━━━━━ RECORDS SUPPLIED ━━━━━

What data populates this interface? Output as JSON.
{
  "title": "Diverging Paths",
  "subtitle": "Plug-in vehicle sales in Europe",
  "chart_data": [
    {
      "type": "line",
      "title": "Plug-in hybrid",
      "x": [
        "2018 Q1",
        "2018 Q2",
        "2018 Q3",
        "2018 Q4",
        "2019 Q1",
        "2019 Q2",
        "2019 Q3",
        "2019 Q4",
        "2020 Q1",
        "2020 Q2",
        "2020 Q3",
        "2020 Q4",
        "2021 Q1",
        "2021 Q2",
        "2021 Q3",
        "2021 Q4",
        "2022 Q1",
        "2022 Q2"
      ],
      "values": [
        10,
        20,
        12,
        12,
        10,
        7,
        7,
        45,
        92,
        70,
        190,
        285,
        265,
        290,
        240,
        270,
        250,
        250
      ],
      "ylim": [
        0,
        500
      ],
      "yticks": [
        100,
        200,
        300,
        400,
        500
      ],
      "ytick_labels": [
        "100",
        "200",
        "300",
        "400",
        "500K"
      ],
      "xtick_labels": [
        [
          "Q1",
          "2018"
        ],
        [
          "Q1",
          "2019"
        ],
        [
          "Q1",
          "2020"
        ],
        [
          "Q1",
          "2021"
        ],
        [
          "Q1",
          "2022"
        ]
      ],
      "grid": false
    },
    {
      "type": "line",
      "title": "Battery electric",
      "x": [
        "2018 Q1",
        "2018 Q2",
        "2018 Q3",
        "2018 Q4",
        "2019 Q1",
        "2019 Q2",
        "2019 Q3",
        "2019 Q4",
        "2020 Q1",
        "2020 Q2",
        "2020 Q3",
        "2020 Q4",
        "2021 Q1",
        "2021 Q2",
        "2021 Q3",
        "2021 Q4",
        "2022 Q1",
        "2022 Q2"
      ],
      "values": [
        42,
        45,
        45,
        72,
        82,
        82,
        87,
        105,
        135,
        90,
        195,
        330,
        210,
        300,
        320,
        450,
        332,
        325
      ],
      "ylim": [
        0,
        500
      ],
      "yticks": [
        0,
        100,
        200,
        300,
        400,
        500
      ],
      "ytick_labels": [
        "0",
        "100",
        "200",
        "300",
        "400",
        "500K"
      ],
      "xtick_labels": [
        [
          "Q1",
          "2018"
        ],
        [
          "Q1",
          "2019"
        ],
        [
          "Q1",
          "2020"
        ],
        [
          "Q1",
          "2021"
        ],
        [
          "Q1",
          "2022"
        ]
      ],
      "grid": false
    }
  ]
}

━━━━━

WHAT IS BEING ASKED → Each line of the material should be duplicated exactly, please.

ANSWER →
What data populates this interface? Output as JSON.
{
  "title": "Diverging Paths",
  "subtitle": "Plug-in vehicle sales in Europe",
  "chart_data": [
    {
      "type": "line",
      "title": "Plug-in hybrid",
      "x": [
        "2018 Q1",
        "2018 Q2",
        "2018 Q3",
        "2018 Q4",
        "2019 Q1",
        "2019 Q2",
        "2019 Q3",
        "2019 Q4",
        "2020 Q1",
        "2020 Q2",
        "2020 Q3",
        "2020 Q4",
        "2021 Q1",
        "2021 Q2",
        "2021 Q3",
        "2021 Q4",
        "2022 Q1",
        "2022 Q2"
      ],
      "values": [
        10,
        20,
        12,
        12,
        10,
        7,
        7,
        45,
        92,
        70,
        190,
        285,
        265,
        290,
        240,
        270,
        250,
        250
      ],
      "ylim": [
        0,
        500
      ],
      "yticks": [
        100,
        200,
        300,
        400,
        500
      ],
      "ytick_labels": [
        "100",
        "200",
        "300",
        "400",
        "500K"
      ],
      "xtick_labels": [
        [
          "Q1",
          "2018"
        ],
        [
          "Q1",
          "2019"
        ],
        [
          "Q1",
          "2020"
        ],
        [
          "Q1",
          "2021"
        ],
        [
          "Q1",
          "2022"
        ]
      ],
      "grid": false
    },
    {
      "type": "line",
      "title": "Battery electric",
      "x": [
        "2018 Q1",
        "2018 Q2",
        "2018 Q3",
        "2018 Q4",
        "2019 Q1",
        "2019 Q2",
        "2019 Q3",
        "2019 Q4",
        "2020 Q1",
        "2020 Q2",
        "2020 Q3",
        "2020 Q4",
        "2021 Q1",
        "2021 Q2",
        "2021 Q3",
        "2021 Q4",
        "2022 Q1",
        "2022 Q2"
      ],
      "values": [
        42,
        45,
        45,
        72,
        82,
        82,
        87,
        105,
        135,
        90,
        195,
        330,
        210,
        300,
        320,
        450,
        332,
        325
      ],
      "ylim": [
        0,
        500
      ],
      "yticks": [
        0,
        100,
        200,
        300,
        400,
        500
      ],
      "ytick_labels": [
        "0",
        "100",
        "200",
        "300",
        "400",
        "500K"
      ],
      "xtick_labels": [
        [
          "Q1",
          "2018"
        ],
        [
          "Q1",
          "2019"
        ],
        [
          "Q1",
          "2020"
        ],
        [
          "Q1",
          "2021"
        ],
        [
          "Q1",
          "2022"
        ]
      ],
      "grid": false
    }
  ]
}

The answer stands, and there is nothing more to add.